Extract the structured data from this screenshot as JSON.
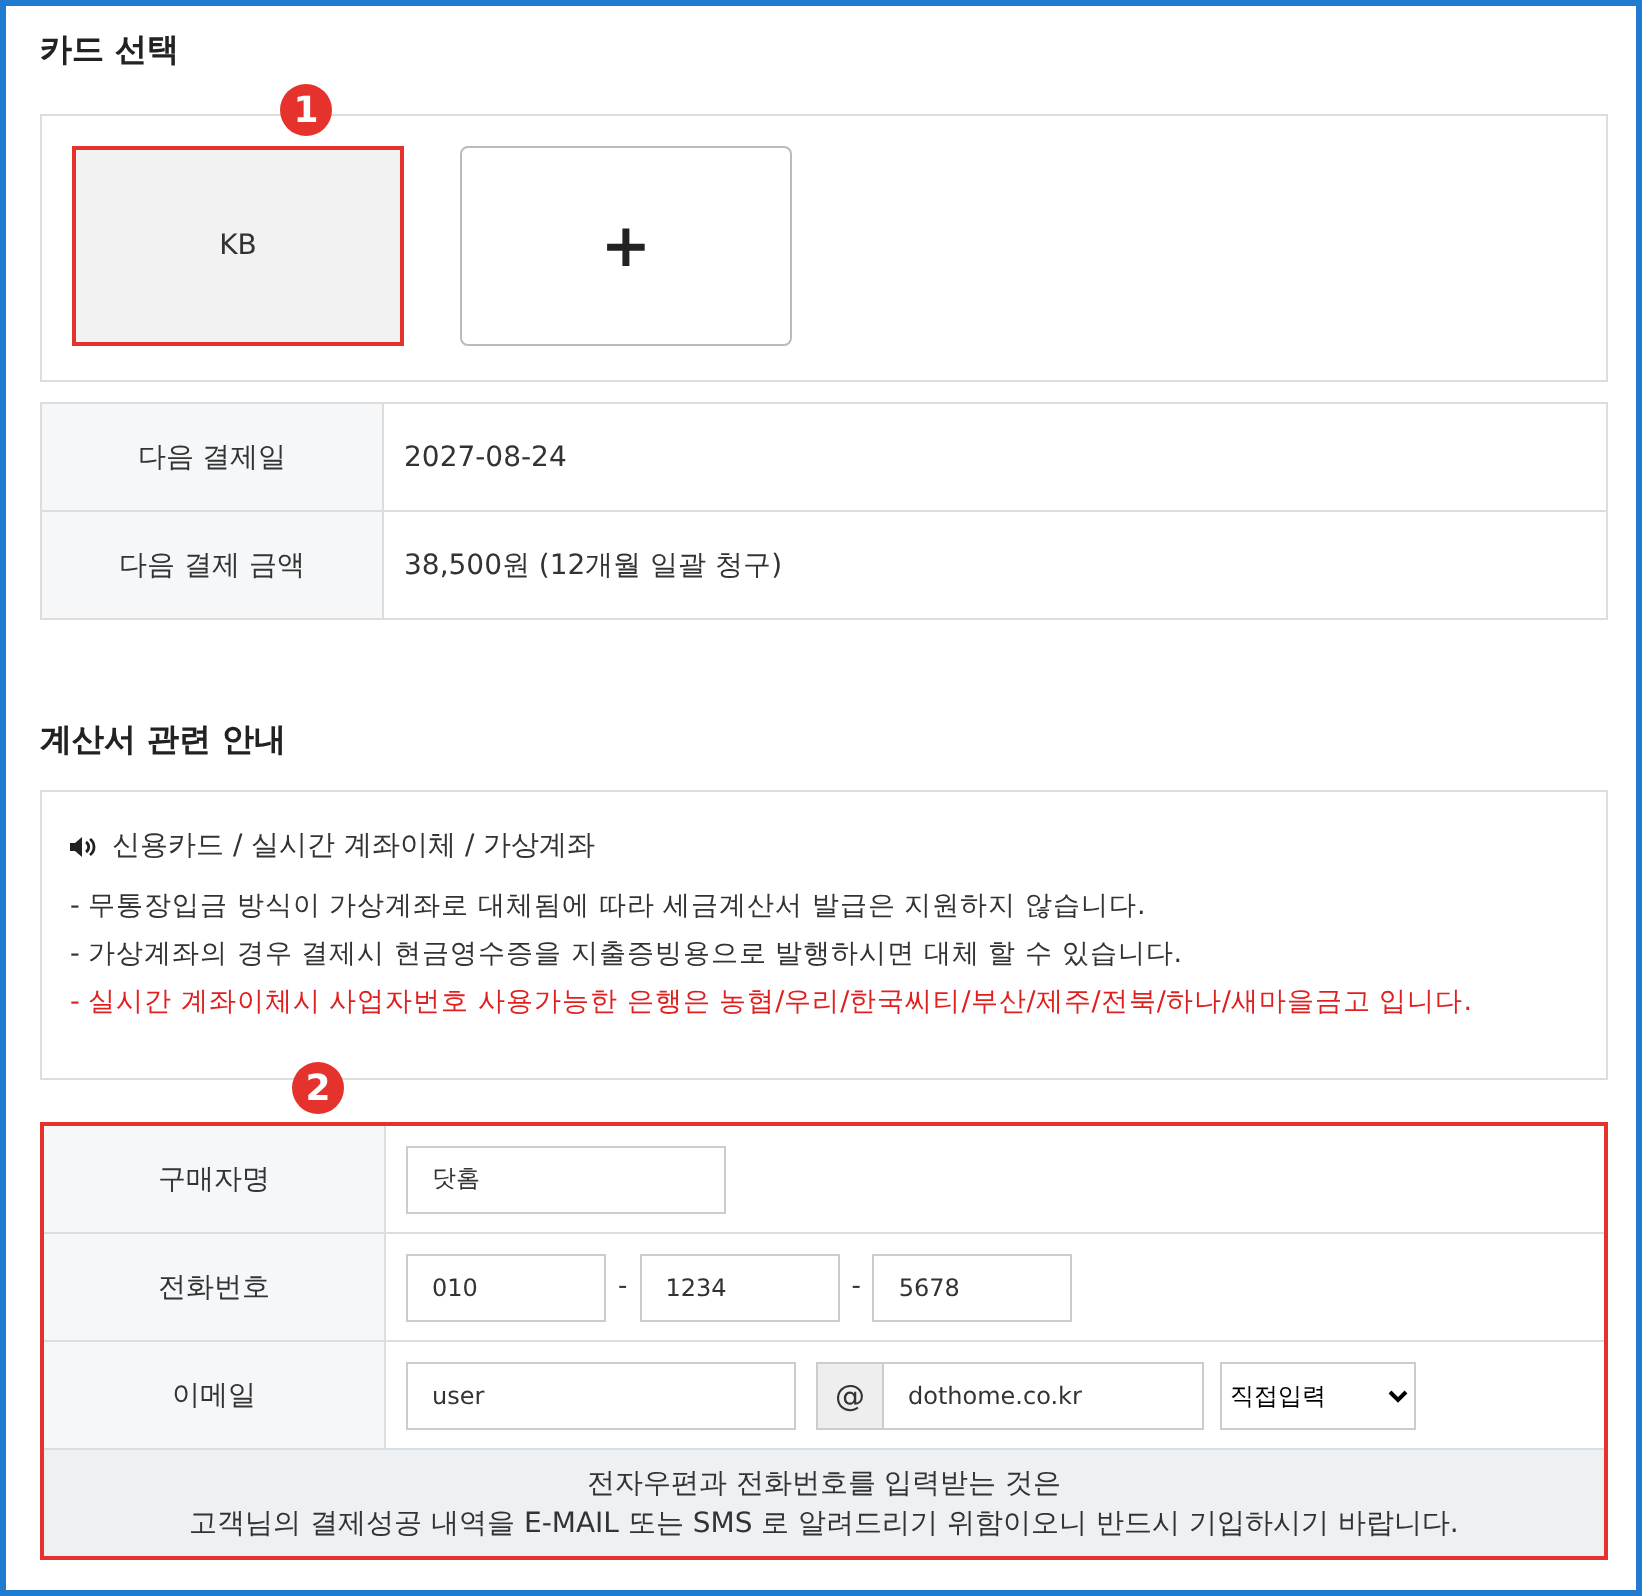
{
  "card_select": {
    "title": "카드 선택",
    "marker": "1",
    "cards": [
      {
        "kind": "card",
        "label": "KB",
        "selected": true
      },
      {
        "kind": "add",
        "label": "+",
        "selected": false
      }
    ]
  },
  "payment": {
    "rows": [
      {
        "label": "다음 결제일",
        "value": "2027-08-24"
      },
      {
        "label": "다음 결제 금액",
        "value": "38,500원 (12개월 일괄 청구)"
      }
    ]
  },
  "invoice": {
    "title": "계산서 관련 안내",
    "heading": "신용카드 / 실시간 계좌이체 / 가상계좌",
    "notes": [
      {
        "text": "- 무통장입금 방식이 가상계좌로 대체됨에 따라 세금계산서 발급은 지원하지 않습니다.",
        "highlight": false
      },
      {
        "text": "- 가상계좌의 경우 결제시 현금영수증을 지출증빙용으로 발행하시면 대체 할 수 있습니다.",
        "highlight": false
      },
      {
        "text": "- 실시간 계좌이체시 사업자번호 사용가능한 은행은 농협/우리/한국씨티/부산/제주/전북/하나/새마을금고 입니다.",
        "highlight": true
      }
    ]
  },
  "buyer_form": {
    "marker": "2",
    "rows": [
      {
        "kind": "text",
        "label": "구매자명",
        "values": [
          "닷홈"
        ]
      },
      {
        "kind": "phone",
        "label": "전화번호",
        "values": [
          "010",
          "1234",
          "5678"
        ],
        "separators": [
          "-",
          "-"
        ]
      },
      {
        "kind": "email",
        "label": "이메일",
        "values": [
          "user",
          "dothome.co.kr"
        ],
        "at": "@",
        "select": "직접입력"
      }
    ],
    "footer": [
      "전자우편과 전화번호를 입력받는 것은",
      "고객님의 결제성공 내역을 E-MAIL 또는 SMS 로 알려드리기 위함이오니 반드시 기입하시기 바랍니다."
    ]
  }
}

────────────────────────────────────────

From the data, list each line in which the string "label" appears.

        "label": "KB",
        "label": "+",
        "label": "다음 결제일",
        "label": "다음 결제 금액",
        "label": "구매자명",
        "label": "전화번호",
        "label": "이메일",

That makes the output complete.